> _EXERCISE DETAILS_
Filter the entries below, keeping only lines with the word "back".
━━ INFORMATION GIVEN
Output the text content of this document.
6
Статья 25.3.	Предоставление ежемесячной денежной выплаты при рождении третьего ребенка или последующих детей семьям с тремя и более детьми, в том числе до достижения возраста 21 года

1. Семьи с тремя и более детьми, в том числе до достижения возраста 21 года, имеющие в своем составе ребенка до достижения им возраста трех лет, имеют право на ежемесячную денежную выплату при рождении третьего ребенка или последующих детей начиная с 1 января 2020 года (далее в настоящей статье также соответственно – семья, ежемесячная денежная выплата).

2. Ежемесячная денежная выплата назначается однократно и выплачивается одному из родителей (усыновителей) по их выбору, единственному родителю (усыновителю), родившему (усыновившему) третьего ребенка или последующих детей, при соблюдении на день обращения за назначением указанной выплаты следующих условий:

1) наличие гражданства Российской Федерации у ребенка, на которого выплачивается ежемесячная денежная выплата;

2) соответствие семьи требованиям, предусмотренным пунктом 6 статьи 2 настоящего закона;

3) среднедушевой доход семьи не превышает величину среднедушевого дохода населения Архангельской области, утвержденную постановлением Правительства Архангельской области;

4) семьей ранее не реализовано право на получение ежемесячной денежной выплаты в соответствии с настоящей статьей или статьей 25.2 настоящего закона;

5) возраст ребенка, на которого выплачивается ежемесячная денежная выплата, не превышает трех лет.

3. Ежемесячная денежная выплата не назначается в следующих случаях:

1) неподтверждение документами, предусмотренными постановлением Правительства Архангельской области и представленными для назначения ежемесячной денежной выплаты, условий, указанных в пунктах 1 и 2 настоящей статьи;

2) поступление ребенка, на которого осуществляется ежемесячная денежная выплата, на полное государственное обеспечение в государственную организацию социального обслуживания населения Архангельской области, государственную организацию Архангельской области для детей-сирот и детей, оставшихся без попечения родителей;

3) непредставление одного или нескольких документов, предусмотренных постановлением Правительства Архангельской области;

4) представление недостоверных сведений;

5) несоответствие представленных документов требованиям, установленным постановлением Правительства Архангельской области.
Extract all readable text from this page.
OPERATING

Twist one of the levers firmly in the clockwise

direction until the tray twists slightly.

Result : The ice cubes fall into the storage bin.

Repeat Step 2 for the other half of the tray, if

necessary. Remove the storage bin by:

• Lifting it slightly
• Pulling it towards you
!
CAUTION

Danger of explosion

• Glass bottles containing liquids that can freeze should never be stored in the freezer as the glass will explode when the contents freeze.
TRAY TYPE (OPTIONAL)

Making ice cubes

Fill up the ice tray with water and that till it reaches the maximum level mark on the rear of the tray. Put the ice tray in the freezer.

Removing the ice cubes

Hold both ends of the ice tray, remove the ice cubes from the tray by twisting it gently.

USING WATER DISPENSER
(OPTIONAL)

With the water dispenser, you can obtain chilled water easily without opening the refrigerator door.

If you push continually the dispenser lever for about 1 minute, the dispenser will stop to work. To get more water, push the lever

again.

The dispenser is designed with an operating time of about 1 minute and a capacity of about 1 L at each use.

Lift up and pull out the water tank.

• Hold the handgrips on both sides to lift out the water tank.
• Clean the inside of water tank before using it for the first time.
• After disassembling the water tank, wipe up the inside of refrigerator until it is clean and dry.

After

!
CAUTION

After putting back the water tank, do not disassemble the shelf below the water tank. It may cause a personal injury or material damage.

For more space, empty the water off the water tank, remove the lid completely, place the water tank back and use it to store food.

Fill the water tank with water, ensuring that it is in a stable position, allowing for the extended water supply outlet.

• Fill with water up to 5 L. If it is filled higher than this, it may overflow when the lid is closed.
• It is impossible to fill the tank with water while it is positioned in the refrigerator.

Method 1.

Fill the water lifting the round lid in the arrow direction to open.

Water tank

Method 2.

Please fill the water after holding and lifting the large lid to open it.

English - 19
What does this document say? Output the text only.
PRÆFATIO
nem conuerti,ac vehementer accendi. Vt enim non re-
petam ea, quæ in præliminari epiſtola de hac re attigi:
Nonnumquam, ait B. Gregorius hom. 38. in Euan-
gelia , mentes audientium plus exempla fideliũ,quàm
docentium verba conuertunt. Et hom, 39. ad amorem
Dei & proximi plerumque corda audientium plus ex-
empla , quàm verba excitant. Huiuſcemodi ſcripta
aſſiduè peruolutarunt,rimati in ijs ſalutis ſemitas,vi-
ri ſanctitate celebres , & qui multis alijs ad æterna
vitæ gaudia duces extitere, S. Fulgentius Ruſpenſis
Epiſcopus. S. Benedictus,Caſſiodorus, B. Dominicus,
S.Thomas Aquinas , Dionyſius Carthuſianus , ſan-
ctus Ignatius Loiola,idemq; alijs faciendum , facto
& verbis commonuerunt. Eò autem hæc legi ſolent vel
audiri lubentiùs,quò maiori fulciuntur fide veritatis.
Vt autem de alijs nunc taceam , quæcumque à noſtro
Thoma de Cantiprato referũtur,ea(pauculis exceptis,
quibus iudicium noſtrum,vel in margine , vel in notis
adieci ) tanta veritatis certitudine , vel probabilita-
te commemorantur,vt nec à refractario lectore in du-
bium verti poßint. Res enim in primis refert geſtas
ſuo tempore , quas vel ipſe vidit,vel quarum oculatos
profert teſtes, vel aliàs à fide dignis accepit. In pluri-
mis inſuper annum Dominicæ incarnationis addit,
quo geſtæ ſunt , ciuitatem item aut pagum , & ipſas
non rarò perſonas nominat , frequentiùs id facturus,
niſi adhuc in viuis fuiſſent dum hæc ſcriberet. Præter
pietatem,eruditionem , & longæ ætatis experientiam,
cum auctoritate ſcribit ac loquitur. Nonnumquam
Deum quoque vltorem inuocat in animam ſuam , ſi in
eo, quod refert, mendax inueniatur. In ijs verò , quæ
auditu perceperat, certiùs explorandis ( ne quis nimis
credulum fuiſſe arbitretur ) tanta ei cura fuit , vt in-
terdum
━━━━
> _RESULT_
After putting back the water tank, do not disassemble the shelf below the water tank. It may cause a personal injury or material damage.
For more space, empty the water off the water tank, remove the lid completely, place the water tank back and use it to store food.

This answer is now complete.